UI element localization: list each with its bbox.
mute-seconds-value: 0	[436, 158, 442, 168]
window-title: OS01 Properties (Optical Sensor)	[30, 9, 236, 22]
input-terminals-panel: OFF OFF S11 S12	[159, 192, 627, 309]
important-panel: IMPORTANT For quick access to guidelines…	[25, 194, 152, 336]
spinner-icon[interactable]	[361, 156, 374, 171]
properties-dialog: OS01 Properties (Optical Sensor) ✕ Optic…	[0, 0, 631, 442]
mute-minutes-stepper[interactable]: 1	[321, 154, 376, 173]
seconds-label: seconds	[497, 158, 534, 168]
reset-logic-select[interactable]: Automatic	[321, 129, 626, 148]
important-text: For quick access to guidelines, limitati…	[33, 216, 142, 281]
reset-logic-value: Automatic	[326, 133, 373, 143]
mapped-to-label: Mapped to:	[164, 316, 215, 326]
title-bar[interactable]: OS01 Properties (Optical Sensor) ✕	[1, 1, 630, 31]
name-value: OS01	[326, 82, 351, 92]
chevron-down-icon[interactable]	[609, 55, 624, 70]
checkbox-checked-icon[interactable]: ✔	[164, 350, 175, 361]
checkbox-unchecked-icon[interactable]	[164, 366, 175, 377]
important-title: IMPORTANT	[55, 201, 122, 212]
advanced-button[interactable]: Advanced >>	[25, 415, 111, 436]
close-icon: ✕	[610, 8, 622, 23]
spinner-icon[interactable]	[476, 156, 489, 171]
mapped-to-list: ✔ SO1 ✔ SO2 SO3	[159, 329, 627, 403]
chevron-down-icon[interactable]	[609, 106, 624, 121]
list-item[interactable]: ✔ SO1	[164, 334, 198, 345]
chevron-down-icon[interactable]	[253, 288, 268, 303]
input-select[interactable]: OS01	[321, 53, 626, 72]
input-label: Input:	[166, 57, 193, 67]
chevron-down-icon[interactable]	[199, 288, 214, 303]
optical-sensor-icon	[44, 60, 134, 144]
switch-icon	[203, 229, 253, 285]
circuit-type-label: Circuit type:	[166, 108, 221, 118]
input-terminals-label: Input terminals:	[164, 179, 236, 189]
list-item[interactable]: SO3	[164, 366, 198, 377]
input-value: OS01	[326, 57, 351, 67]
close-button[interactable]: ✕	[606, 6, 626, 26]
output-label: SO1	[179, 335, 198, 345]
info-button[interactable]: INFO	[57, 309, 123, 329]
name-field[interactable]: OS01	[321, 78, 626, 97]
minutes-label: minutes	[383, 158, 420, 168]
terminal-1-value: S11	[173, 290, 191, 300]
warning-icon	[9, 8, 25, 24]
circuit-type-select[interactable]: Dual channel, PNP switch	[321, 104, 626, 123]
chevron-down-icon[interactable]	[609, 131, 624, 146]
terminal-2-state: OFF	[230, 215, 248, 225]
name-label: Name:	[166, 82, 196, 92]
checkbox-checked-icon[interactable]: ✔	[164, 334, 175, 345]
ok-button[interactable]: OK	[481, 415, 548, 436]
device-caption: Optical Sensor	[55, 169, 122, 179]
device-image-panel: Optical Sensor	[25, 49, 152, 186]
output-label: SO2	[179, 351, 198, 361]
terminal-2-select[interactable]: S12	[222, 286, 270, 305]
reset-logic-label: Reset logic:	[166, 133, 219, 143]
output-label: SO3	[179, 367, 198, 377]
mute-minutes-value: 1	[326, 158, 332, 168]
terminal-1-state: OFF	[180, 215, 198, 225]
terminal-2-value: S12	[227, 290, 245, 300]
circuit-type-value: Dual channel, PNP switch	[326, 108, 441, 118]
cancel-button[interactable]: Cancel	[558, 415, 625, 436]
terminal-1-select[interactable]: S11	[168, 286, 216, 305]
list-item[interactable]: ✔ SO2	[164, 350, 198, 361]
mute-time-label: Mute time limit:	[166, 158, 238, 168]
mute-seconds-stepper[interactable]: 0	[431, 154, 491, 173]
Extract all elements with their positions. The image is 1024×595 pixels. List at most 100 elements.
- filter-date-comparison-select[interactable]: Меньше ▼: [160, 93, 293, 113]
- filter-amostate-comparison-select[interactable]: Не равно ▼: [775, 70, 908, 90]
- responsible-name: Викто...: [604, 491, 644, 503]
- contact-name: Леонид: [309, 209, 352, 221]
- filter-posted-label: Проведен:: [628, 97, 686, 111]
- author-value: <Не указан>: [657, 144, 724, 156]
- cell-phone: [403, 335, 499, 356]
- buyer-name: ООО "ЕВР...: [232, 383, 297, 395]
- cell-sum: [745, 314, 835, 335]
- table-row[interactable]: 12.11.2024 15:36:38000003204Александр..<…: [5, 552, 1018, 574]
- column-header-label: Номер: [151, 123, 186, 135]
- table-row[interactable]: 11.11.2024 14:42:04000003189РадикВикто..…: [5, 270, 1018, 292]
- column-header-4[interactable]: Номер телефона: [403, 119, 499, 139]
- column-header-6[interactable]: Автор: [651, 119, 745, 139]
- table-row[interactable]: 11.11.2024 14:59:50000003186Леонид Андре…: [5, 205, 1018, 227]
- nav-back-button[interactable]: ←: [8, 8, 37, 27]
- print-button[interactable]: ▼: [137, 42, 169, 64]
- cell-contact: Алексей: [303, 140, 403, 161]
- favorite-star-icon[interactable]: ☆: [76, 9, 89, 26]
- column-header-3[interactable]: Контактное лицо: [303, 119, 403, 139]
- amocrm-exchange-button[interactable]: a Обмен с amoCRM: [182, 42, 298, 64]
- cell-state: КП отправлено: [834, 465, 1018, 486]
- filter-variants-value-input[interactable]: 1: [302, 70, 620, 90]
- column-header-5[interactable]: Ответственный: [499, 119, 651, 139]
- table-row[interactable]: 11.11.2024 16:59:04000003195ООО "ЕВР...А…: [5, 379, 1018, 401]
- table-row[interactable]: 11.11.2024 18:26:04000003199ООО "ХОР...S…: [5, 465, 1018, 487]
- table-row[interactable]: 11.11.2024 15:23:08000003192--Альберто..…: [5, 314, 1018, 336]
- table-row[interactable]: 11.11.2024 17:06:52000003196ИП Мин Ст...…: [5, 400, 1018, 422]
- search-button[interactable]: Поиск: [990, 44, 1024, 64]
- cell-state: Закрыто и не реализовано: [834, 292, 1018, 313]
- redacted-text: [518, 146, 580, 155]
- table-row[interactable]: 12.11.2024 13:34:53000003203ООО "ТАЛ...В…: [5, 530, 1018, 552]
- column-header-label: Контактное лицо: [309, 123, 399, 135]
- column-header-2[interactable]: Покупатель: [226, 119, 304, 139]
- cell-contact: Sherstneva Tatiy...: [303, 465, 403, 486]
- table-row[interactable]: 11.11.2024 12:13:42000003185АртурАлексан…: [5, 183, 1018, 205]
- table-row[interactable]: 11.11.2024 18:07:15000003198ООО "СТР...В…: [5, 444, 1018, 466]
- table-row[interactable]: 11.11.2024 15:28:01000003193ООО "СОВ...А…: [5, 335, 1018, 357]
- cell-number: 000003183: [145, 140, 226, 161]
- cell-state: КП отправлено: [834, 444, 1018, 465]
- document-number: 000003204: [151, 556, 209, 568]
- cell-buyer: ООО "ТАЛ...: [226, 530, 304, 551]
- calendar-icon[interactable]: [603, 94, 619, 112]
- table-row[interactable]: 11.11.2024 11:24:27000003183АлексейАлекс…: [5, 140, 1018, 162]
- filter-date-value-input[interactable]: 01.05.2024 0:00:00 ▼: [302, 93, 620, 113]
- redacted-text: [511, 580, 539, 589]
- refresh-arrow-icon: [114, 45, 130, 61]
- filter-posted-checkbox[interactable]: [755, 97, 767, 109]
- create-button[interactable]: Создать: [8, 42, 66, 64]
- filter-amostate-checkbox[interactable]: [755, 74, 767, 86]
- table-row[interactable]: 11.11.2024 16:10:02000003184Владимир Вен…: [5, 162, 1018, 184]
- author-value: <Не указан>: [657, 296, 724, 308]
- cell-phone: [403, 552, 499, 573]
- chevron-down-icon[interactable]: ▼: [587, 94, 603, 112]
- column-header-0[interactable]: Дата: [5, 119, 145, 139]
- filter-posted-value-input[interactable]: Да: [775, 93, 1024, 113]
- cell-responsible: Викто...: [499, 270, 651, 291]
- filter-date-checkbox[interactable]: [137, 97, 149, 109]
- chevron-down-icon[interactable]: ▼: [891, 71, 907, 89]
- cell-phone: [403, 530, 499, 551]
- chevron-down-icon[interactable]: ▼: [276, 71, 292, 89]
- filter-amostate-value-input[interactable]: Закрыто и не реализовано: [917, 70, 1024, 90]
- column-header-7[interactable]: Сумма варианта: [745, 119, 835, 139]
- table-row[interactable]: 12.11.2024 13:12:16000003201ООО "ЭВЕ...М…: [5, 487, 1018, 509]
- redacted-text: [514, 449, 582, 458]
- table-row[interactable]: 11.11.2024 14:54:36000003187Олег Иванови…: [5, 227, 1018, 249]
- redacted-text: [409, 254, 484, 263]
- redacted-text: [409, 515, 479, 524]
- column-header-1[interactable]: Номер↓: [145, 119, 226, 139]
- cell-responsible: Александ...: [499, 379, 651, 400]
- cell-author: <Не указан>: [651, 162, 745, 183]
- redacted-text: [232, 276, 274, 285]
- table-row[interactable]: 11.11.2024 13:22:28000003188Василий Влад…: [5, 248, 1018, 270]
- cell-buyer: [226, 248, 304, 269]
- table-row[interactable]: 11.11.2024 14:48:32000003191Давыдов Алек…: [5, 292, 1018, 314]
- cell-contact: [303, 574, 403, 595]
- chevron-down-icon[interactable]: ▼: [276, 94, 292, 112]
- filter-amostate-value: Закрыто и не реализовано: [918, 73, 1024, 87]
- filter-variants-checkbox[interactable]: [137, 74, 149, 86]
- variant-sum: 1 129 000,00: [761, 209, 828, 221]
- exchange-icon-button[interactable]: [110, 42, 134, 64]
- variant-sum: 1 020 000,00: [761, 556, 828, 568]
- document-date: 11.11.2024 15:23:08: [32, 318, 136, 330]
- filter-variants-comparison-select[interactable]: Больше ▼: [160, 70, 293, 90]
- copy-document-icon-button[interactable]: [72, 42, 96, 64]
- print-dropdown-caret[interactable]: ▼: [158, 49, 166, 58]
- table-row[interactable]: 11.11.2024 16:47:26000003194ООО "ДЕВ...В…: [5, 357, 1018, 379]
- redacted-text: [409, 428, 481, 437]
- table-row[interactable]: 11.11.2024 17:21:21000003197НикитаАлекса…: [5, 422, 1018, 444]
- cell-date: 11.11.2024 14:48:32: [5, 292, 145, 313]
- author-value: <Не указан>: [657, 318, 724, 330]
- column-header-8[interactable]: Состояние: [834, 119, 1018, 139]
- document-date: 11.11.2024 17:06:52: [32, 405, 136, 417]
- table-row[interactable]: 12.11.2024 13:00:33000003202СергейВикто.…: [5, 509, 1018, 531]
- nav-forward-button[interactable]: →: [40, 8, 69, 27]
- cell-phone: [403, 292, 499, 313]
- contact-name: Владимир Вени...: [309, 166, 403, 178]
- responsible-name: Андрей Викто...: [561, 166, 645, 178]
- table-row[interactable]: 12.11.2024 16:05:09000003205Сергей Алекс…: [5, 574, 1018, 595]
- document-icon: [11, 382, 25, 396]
---*---
- **Task details**
Return, word for word, the lines of the listing starting at its first line and ending at the line that contains "366, 175, 377]", both included.

- **Solved exercise**
UI element localization: list each with its bbox.
mute-seconds-value: 0	[436, 158, 442, 168]
window-title: OS01 Properties (Optical Sensor)	[30, 9, 236, 22]
input-terminals-panel: OFF OFF S11 S12	[159, 192, 627, 309]
important-panel: IMPORTANT For quick access to guidelines…	[25, 194, 152, 336]
spinner-icon[interactable]	[361, 156, 374, 171]
properties-dialog: OS01 Properties (Optical Sensor) ✕ Optic…	[0, 0, 631, 442]
mute-minutes-stepper[interactable]: 1	[321, 154, 376, 173]
seconds-label: seconds	[497, 158, 534, 168]
reset-logic-select[interactable]: Automatic	[321, 129, 626, 148]
important-text: For quick access to guidelines, limitati…	[33, 216, 142, 281]
reset-logic-value: Automatic	[326, 133, 373, 143]
mapped-to-label: Mapped to:	[164, 316, 215, 326]
title-bar[interactable]: OS01 Properties (Optical Sensor) ✕	[1, 1, 630, 31]
name-value: OS01	[326, 82, 351, 92]
chevron-down-icon[interactable]	[609, 55, 624, 70]
checkbox-checked-icon[interactable]: ✔	[164, 350, 175, 361]
checkbox-unchecked-icon[interactable]	[164, 366, 175, 377]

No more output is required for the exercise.